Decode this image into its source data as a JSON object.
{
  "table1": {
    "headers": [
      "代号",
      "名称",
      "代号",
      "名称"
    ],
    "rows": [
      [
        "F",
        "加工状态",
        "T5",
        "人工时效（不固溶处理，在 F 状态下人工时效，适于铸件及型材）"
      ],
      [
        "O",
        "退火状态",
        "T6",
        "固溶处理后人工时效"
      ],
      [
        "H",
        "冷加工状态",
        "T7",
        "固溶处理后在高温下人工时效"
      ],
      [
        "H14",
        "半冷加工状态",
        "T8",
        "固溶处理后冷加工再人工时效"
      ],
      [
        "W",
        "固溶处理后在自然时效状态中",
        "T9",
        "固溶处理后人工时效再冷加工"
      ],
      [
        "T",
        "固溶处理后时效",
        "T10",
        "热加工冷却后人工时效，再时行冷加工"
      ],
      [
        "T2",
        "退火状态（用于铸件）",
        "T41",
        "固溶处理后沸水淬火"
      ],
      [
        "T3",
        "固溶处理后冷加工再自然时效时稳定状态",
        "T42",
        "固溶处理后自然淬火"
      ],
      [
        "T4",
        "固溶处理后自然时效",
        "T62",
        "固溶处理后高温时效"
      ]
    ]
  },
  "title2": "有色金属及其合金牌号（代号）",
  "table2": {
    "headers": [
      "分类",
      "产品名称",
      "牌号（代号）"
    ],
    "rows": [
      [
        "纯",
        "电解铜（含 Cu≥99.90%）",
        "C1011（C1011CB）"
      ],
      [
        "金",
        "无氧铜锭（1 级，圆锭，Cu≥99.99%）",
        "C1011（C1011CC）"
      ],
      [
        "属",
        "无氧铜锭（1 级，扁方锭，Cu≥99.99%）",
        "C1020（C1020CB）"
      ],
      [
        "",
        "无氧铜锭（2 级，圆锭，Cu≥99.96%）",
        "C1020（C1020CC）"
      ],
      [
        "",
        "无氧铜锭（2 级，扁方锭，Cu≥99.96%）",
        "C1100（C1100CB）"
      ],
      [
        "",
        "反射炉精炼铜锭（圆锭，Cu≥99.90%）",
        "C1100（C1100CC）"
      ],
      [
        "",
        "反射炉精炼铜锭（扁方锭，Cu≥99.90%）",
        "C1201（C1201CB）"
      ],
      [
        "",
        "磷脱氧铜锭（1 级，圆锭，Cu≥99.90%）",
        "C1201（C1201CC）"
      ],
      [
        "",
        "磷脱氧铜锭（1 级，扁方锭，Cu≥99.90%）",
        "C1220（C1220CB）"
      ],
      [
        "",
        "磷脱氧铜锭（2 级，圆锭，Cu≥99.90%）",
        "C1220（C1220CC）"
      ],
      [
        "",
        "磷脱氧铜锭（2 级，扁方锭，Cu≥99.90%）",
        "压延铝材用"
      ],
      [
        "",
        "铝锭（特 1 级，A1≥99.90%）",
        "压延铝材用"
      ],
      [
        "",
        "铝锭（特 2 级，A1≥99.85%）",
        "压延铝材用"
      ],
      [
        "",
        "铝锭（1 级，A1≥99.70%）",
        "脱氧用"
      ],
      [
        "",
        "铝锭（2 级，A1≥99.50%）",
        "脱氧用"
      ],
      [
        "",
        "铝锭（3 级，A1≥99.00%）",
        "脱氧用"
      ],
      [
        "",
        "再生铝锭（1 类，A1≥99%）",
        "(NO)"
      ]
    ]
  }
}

○ ○ ○ ○ ○

Aim
Return the full listing, character for character.

Expected answer
Decode this image into its source data as a JSON object.
{
  "table1": {
    "headers": [
      "代号",
      "名称",
      "代号",
      "名称"
    ],
    "rows": [
      [
        "F",
        "加工状态",
        "T5",
        "人工时效（不固溶处理，在 F 状态下人工时效，适于铸件及型材）"
      ],
      [
        "O",
        "退火状态",
        "T6",
        "固溶处理后人工时效"
      ],
      [
        "H",
        "冷加工状态",
        "T7",
        "固溶处理后在高温下人工时效"
      ],
      [
        "H14",
        "半冷加工状态",
        "T8",
        "固溶处理后冷加工再人工时效"
      ],
      [
        "W",
        "固溶处理后在自然时效状态中",
        "T9",
        "固溶处理后人工时效再冷加工"
      ],
      [
        "T",
        "固溶处理后时效",
        "T10",
        "热加工冷却后人工时效，再时行冷加工"
      ],
      [
        "T2",
        "退火状态（用于铸件）",
        "T41",
        "固溶处理后沸水淬火"
      ],
      [
        "T3",
        "固溶处理后冷加工再自然时效时稳定状态",
        "T42",
        "固溶处理后自然淬火"
      ],
      [
        "T4",
        "固溶处理后自然时效",
        "T62",
        "固溶处理后高温时效"
      ]
    ]
  },
  "title2": "有色金属及其合金牌号（代号）",
  "table2": {
    "headers": [
      "分类",
      "产品名称",
      "牌号（代号）"
    ],
    "rows": [
      [
        "纯",
        "电解铜（含 Cu≥99.90%）",
        "C1011（C1011CB）"
      ],
      [
        "金",
        "无氧铜锭（1 级，圆锭，Cu≥99.99%）",
        "C1011（C1011CC）"
      ],
      [
        "属",
        "无氧铜锭（1 级，扁方锭，Cu≥99.99%）",
        "C1020（C1020CB）"
      ],
      [
        "",
        "无氧铜锭（2 级，圆锭，Cu≥99.96%）",
        "C1020（C1020CC）"
      ],
      [
        "",
        "无氧铜锭（2 级，扁方锭，Cu≥99.96%）",
        "C1100（C1100CB）"
      ],
      [
        "",
        "反射炉精炼铜锭（圆锭，Cu≥99.90%）",
        "C1100（C1100CC）"
      ],
      [
        "",
        "反射炉精炼铜锭（扁方锭，Cu≥99.90%）",
        "C1201（C1201CB）"
      ],
      [
        "",
        "磷脱氧铜锭（1 级，圆锭，Cu≥99.90%）",
        "C1201（C1201CC）"
      ],
      [
        "",
        "磷脱氧铜锭（1 级，扁方锭，Cu≥99.90%）",
        "C1220（C1220CB）"
      ],
      [
        "",
        "磷脱氧铜锭（2 级，圆锭，Cu≥99.90%）",
        "C1220（C1220CC）"
      ],
      [
        "",
        "磷脱氧铜锭（2 级，扁方锭，Cu≥99.90%）",
        "压延铝材用"
      ],
      [
        "",
        "铝锭（特 1 级，A1≥99.90%）",
        "压延铝材用"
      ],
      [
        "",
        "铝锭（特 2 级，A1≥99.85%）",
        "压延铝材用"
      ],
      [
        "",
        "铝锭（1 级，A1≥99.70%）",
        "脱氧用"
      ],
      [
        "",
        "铝锭（2 级，A1≥99.50%）",
        "脱氧用"
      ],
      [
        "",
        "铝锭（3 级，A1≥99.00%）",
        "脱氧用"
      ],
      [
        "",
        "再生铝锭（1 类，A1≥99%）",
        "(NO)"
      ]
    ]
  }
}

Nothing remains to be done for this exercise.